Exercise task:
Lift out each line of the data that holds "expanded".

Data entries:

## begin

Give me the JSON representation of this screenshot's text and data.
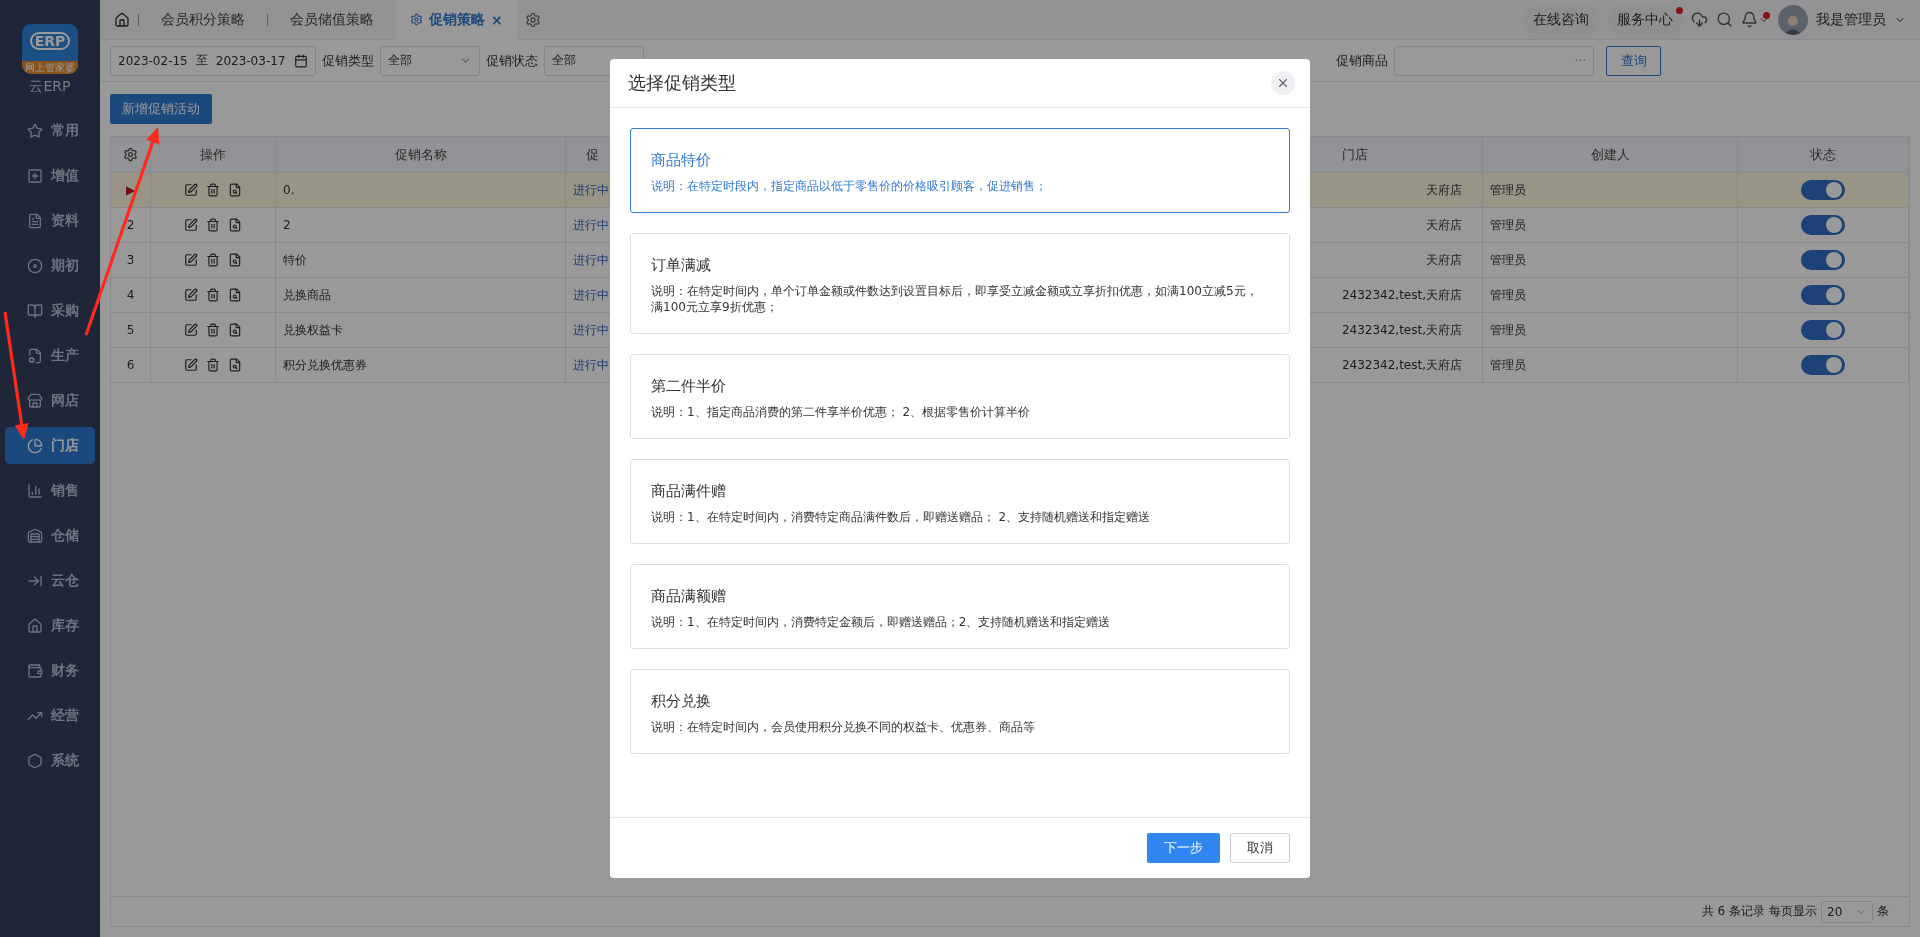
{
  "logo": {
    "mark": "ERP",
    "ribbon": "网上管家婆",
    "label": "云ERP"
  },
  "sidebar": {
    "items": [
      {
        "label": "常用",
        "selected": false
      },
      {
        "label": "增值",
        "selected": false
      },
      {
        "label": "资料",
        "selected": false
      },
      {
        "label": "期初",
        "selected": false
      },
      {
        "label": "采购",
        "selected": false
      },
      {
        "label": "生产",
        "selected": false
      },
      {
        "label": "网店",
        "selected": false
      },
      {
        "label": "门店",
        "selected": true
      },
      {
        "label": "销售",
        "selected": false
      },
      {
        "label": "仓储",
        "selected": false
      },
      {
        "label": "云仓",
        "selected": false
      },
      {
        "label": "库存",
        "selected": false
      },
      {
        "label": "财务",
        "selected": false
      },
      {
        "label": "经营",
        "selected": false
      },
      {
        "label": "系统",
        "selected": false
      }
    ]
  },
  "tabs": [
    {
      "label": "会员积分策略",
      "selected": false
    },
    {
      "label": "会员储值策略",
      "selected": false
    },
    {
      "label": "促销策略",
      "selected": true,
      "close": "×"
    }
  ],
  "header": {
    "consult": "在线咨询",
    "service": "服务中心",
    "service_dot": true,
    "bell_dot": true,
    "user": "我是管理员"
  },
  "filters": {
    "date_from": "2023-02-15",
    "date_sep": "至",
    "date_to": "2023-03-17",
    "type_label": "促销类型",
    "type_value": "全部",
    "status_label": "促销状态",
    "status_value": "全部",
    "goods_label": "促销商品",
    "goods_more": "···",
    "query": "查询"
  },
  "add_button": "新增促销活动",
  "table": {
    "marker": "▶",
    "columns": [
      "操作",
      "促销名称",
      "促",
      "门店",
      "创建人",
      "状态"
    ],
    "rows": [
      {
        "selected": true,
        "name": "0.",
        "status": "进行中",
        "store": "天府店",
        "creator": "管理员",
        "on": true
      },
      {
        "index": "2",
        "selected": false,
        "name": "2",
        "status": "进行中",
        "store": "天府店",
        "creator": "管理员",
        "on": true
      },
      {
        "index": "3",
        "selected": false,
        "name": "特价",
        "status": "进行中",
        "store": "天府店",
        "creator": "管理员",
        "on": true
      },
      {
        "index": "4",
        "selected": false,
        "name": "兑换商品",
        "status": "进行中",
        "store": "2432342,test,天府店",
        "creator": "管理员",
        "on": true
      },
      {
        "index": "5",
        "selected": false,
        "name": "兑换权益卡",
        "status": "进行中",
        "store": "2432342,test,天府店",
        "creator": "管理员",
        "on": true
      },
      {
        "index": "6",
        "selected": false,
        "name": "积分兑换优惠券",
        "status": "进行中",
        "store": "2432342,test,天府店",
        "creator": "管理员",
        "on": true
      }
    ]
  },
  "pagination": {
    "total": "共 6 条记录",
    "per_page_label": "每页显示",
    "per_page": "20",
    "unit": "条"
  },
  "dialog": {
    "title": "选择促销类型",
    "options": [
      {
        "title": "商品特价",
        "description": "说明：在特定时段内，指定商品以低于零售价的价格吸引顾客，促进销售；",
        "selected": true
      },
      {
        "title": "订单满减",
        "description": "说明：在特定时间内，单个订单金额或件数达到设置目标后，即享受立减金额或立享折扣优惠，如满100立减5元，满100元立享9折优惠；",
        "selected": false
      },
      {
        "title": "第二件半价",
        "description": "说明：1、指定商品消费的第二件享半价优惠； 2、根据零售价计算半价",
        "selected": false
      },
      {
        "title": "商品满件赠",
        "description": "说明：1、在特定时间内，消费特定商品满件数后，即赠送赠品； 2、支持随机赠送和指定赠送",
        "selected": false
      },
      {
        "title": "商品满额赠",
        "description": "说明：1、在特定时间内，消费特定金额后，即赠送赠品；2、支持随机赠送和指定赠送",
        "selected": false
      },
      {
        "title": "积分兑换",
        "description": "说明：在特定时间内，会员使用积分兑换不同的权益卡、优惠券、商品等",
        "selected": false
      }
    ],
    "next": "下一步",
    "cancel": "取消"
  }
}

## end
## begin

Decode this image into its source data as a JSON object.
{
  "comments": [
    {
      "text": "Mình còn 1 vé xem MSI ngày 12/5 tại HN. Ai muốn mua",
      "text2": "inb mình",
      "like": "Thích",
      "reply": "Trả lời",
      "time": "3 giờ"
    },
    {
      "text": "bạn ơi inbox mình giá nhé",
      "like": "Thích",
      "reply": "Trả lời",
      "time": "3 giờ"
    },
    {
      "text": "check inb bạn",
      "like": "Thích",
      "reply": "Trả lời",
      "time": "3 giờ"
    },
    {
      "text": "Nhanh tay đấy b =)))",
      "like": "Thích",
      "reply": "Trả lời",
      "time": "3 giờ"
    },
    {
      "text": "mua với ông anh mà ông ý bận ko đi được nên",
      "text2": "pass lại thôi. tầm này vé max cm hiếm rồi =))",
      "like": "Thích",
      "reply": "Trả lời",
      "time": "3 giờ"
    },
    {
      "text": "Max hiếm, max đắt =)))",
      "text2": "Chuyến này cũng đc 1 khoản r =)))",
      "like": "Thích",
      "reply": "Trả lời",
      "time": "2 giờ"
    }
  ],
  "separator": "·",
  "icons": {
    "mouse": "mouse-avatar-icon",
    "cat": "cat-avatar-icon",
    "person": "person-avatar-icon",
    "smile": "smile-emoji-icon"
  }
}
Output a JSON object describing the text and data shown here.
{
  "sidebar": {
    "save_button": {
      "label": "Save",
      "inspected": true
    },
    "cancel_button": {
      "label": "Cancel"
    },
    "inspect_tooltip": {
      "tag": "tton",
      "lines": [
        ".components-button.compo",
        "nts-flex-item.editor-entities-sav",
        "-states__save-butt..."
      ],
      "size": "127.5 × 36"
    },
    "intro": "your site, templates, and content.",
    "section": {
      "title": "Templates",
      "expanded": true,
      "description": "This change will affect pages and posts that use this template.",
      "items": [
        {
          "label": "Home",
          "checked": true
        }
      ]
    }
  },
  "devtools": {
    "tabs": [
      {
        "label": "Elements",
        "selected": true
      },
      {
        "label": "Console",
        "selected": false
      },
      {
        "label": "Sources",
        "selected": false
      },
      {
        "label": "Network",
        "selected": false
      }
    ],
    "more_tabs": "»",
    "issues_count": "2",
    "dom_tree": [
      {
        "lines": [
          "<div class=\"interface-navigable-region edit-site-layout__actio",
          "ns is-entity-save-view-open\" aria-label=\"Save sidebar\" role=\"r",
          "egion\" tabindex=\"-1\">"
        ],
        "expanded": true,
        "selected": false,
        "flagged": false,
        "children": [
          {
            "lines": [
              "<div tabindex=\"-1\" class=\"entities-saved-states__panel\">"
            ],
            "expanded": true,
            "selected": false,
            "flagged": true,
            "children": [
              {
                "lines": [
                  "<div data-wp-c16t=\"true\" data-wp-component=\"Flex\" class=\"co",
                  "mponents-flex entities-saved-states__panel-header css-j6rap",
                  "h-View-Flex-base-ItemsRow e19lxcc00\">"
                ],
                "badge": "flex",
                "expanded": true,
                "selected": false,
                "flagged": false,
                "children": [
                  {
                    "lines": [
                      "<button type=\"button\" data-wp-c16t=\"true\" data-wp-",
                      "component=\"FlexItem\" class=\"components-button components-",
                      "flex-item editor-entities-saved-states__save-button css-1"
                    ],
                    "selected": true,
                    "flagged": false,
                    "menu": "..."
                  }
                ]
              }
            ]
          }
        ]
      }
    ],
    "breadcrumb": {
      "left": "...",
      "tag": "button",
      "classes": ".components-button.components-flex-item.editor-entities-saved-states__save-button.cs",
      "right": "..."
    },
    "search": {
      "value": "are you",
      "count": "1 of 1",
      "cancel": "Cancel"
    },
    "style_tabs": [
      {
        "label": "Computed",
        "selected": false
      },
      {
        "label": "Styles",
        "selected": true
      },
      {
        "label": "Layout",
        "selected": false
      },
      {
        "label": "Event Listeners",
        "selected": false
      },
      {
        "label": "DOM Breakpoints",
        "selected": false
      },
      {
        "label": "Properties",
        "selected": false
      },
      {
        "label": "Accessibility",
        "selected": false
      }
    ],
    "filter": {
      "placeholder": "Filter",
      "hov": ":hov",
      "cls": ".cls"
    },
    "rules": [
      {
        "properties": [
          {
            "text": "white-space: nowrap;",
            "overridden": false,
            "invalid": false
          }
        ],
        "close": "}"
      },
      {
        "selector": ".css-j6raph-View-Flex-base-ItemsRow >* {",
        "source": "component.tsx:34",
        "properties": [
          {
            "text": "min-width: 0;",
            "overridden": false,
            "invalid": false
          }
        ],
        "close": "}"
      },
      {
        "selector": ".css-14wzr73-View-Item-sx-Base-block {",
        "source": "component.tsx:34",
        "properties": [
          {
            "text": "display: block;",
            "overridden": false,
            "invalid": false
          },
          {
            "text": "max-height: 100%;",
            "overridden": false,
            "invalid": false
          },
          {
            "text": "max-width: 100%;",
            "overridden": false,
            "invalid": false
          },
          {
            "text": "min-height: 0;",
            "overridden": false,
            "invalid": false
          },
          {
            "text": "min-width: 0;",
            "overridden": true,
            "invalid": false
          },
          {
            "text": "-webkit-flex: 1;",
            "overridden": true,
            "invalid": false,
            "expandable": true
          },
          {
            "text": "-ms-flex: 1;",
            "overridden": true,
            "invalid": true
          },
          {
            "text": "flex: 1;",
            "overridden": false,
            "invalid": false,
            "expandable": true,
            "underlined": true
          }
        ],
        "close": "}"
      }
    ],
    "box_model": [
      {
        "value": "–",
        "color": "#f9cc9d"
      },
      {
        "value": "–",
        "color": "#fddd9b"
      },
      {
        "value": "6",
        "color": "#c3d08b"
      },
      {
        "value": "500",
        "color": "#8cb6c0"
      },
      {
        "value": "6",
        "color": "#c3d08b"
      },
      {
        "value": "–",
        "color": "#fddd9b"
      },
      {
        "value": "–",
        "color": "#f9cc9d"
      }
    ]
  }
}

## end

Result for this exercise:
      "expanded": true,
        "expanded": true,
            "expanded": true,
                "expanded": true,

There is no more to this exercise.